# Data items
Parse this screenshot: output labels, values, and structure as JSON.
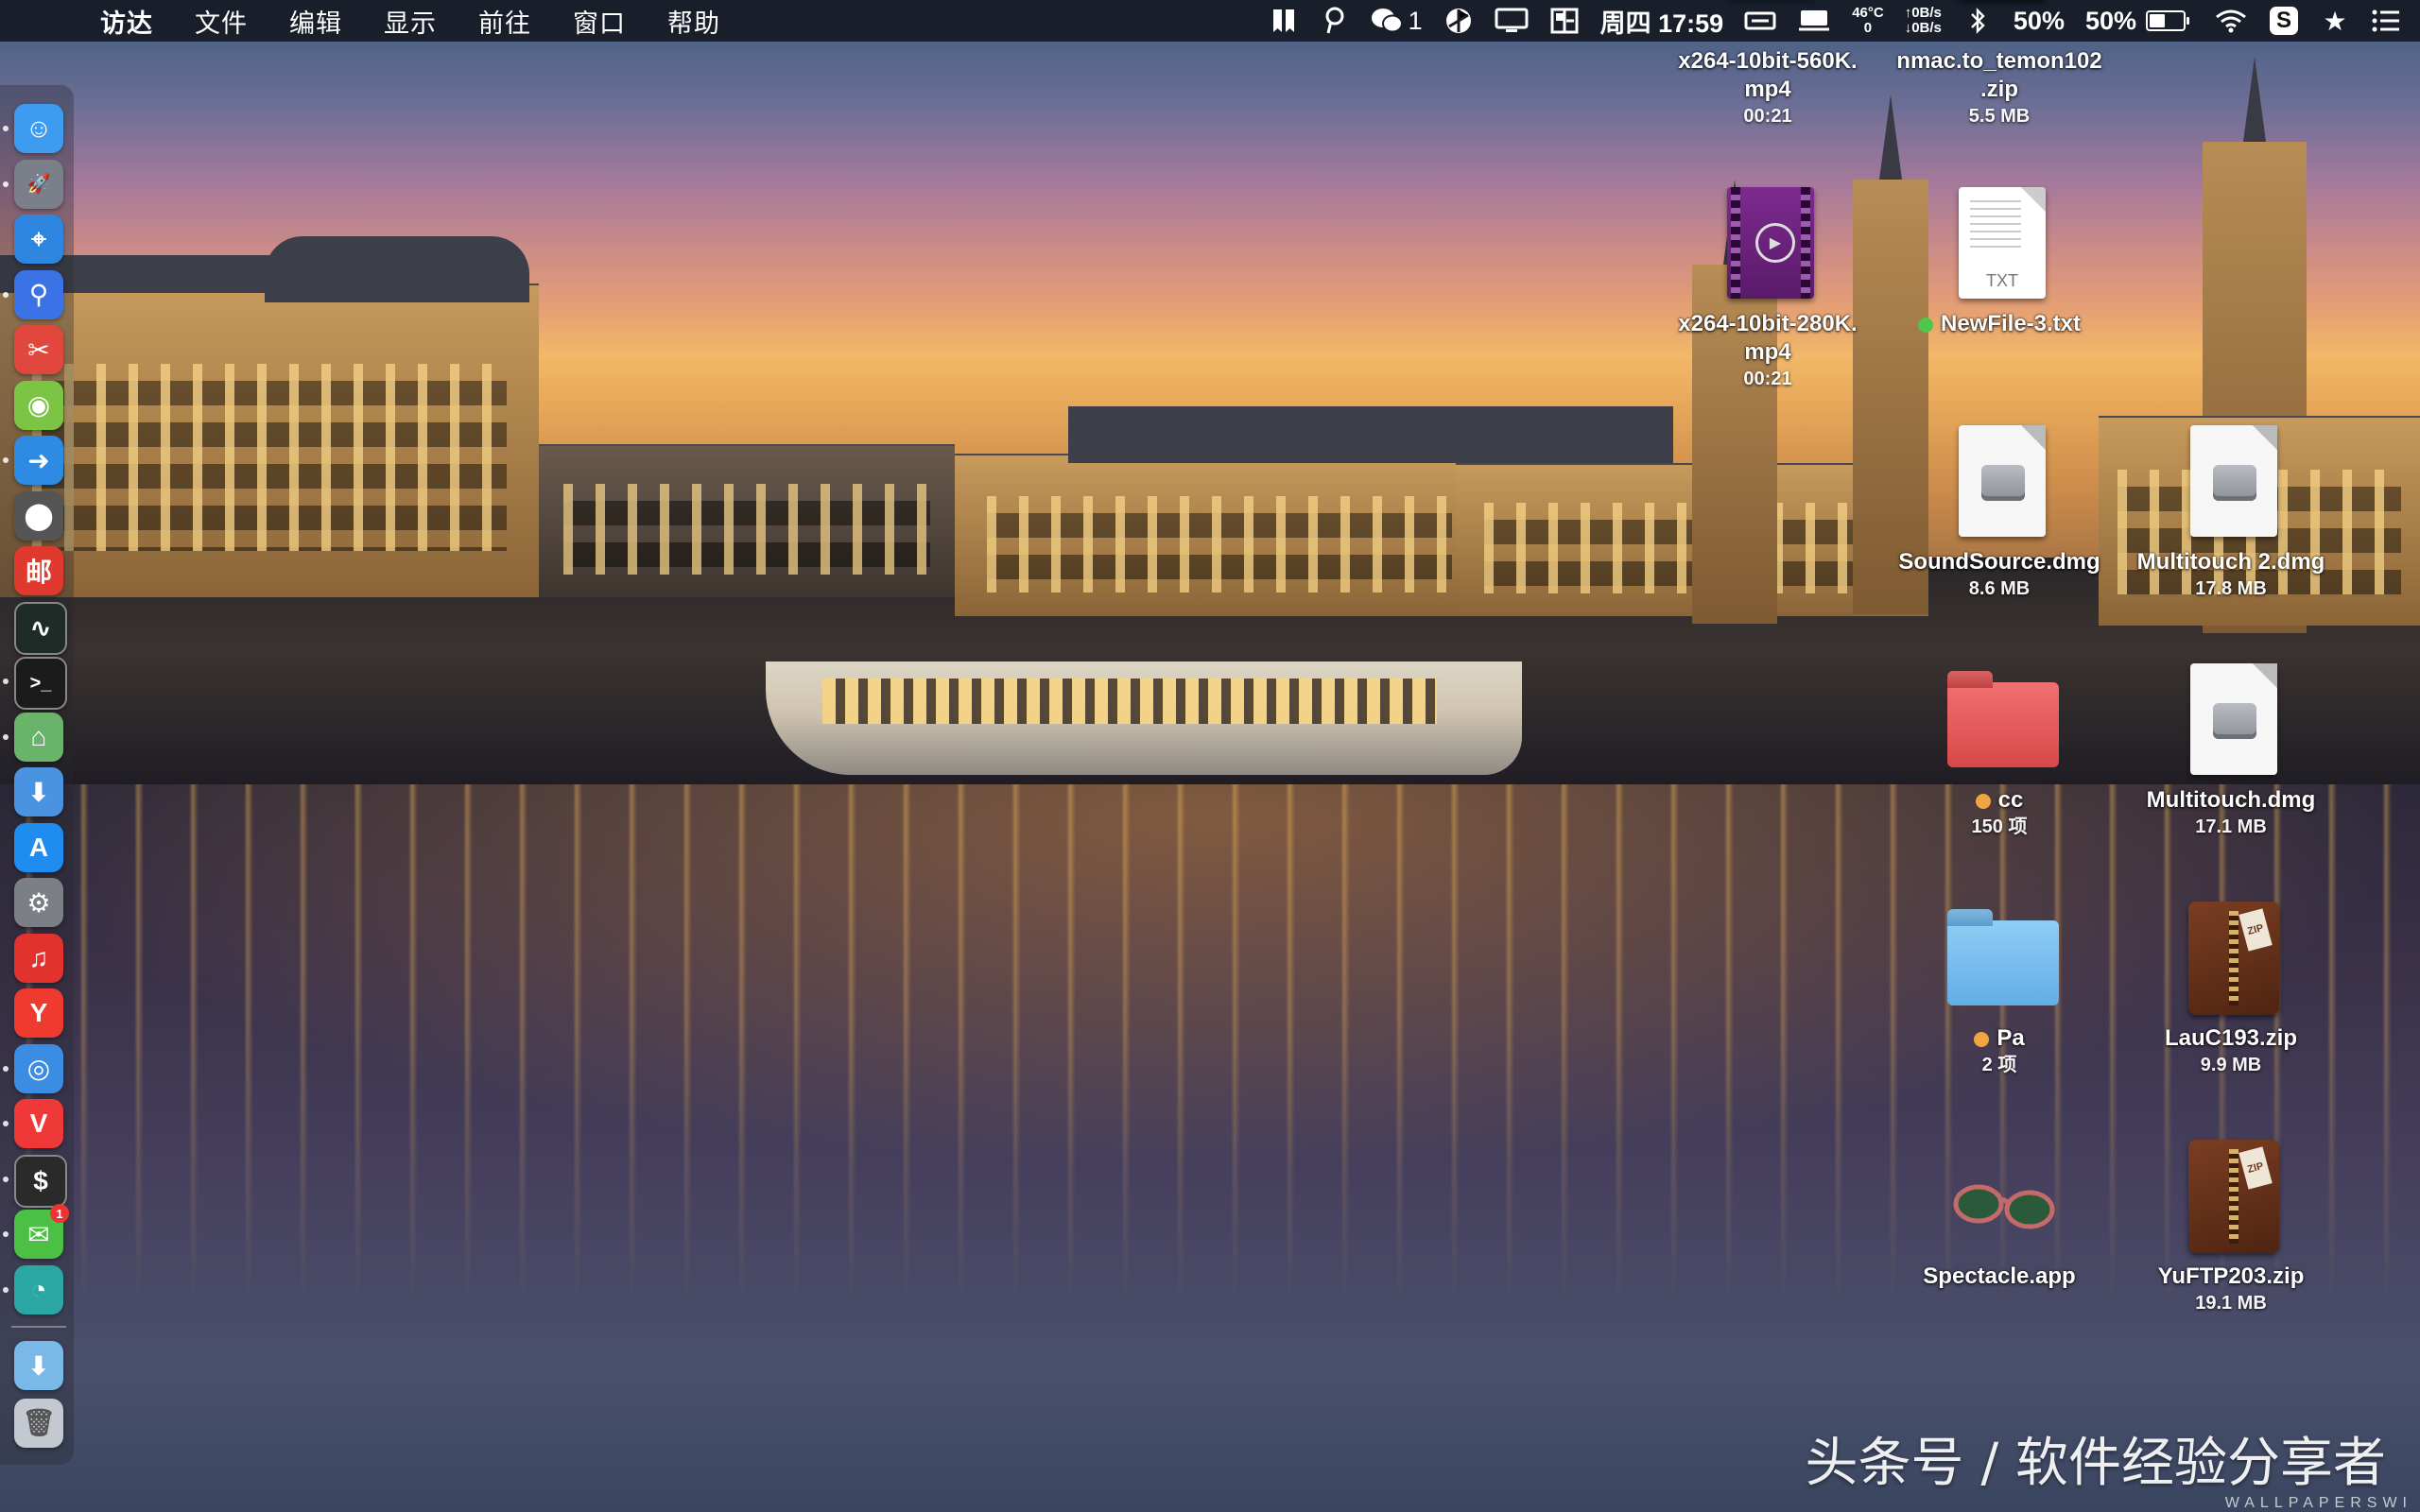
{
  "menubar": {
    "apple": "",
    "items": [
      "访达",
      "文件",
      "编辑",
      "显示",
      "前往",
      "窗口",
      "帮助"
    ],
    "status": {
      "wechat_count": "1",
      "datetime": "周四 17:59",
      "temp_top": "46°C",
      "temp_bottom": "0",
      "net_up": "↑0B/s",
      "net_down": "↓0B/s",
      "cpu_percent": "50%",
      "battery_percent": "50%",
      "battery_level": 0.5
    }
  },
  "dock": {
    "apps": [
      {
        "name": "finder",
        "glyph": "☺",
        "color": "#3d9cf0"
      },
      {
        "name": "launchpad",
        "glyph": "🚀",
        "color": "#7a7f89"
      },
      {
        "name": "safari",
        "glyph": "⌖",
        "color": "#2f86e0"
      },
      {
        "name": "contacts-search",
        "glyph": "⚲",
        "color": "#3b73e6"
      },
      {
        "name": "scissor-app",
        "glyph": "✂",
        "color": "#e2473e"
      },
      {
        "name": "android-emulator",
        "glyph": "◉",
        "color": "#7cc444"
      },
      {
        "name": "migration",
        "glyph": "➜",
        "color": "#2d8be3"
      },
      {
        "name": "disk-tool",
        "glyph": "⬤",
        "color": "#555"
      },
      {
        "name": "mail-app",
        "glyph": "邮",
        "color": "#e03a2e"
      },
      {
        "name": "activity-monitor",
        "glyph": "∿",
        "color": "#1f2b26"
      },
      {
        "name": "terminal",
        "glyph": ">_",
        "color": "#1b1b1b"
      },
      {
        "name": "maps",
        "glyph": "⌂",
        "color": "#69b36a"
      },
      {
        "name": "app-assistant",
        "glyph": "⬇",
        "color": "#4a93e0"
      },
      {
        "name": "app-store",
        "glyph": "A",
        "color": "#1f8cf0"
      },
      {
        "name": "system-preferences",
        "glyph": "⚙",
        "color": "#7c7f85"
      },
      {
        "name": "music-app",
        "glyph": "♫",
        "color": "#e2322e"
      },
      {
        "name": "yandex-browser",
        "glyph": "Y",
        "color": "#ef3b2f"
      },
      {
        "name": "chrome",
        "glyph": "◎",
        "color": "#3b8de3"
      },
      {
        "name": "vivaldi",
        "glyph": "V",
        "color": "#ef3939"
      },
      {
        "name": "iterm",
        "glyph": "$",
        "color": "#2a2a2a"
      },
      {
        "name": "wechat",
        "glyph": "✉",
        "color": "#4cbf45"
      },
      {
        "name": "screenshot-tool",
        "glyph": "◔",
        "color": "#2aa7a3"
      }
    ],
    "wechat_badge": "1",
    "downloads_glyph": "⬇",
    "trash_glyph": "🗑"
  },
  "desktop": {
    "items": [
      {
        "id": "mp4-560",
        "type": "video",
        "label": "x264-10bit-560K.\nmp4",
        "sub": "00:21"
      },
      {
        "id": "nmac-zip",
        "type": "zip",
        "label": "nmac.to_temon102\n.zip",
        "sub": "5.5 MB"
      },
      {
        "id": "mp4-280",
        "type": "video",
        "label": "x264-10bit-280K.\nmp4",
        "sub": "00:21"
      },
      {
        "id": "newfile",
        "type": "txt",
        "label": "NewFile-3.txt",
        "sub": "",
        "tag": "#4ec74a",
        "ext": "TXT"
      },
      {
        "id": "soundsource",
        "type": "dmg",
        "label": "SoundSource.dmg",
        "sub": "8.6 MB"
      },
      {
        "id": "multitouch2",
        "type": "dmg",
        "label": "Multitouch 2.dmg",
        "sub": "17.8 MB"
      },
      {
        "id": "cc-folder",
        "type": "folder-red",
        "label": "cc",
        "sub": "150 项",
        "tag": "#f0a540"
      },
      {
        "id": "multitouch",
        "type": "dmg",
        "label": "Multitouch.dmg",
        "sub": "17.1 MB"
      },
      {
        "id": "pa-folder",
        "type": "folder-blue",
        "label": "Pa",
        "sub": "2 项",
        "tag": "#f0a540"
      },
      {
        "id": "lauc-zip",
        "type": "zip",
        "label": "LauC193.zip",
        "sub": "9.9 MB"
      },
      {
        "id": "spectacle",
        "type": "app",
        "label": "Spectacle.app",
        "sub": ""
      },
      {
        "id": "yuftp-zip",
        "type": "zip",
        "label": "YuFTP203.zip",
        "sub": "19.1 MB"
      }
    ],
    "zip_tag": "ZIP"
  },
  "watermark": "头条号 / 软件经验分享者",
  "wall_credit": "WALLPAPERSWI"
}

# TASK BRIEF
Go through the data and gather every line that holds "nmac".

# EXERCISE ANSWER
        "id": "nmac-zip",
        "label": "nmac.to_temon102\n.zip",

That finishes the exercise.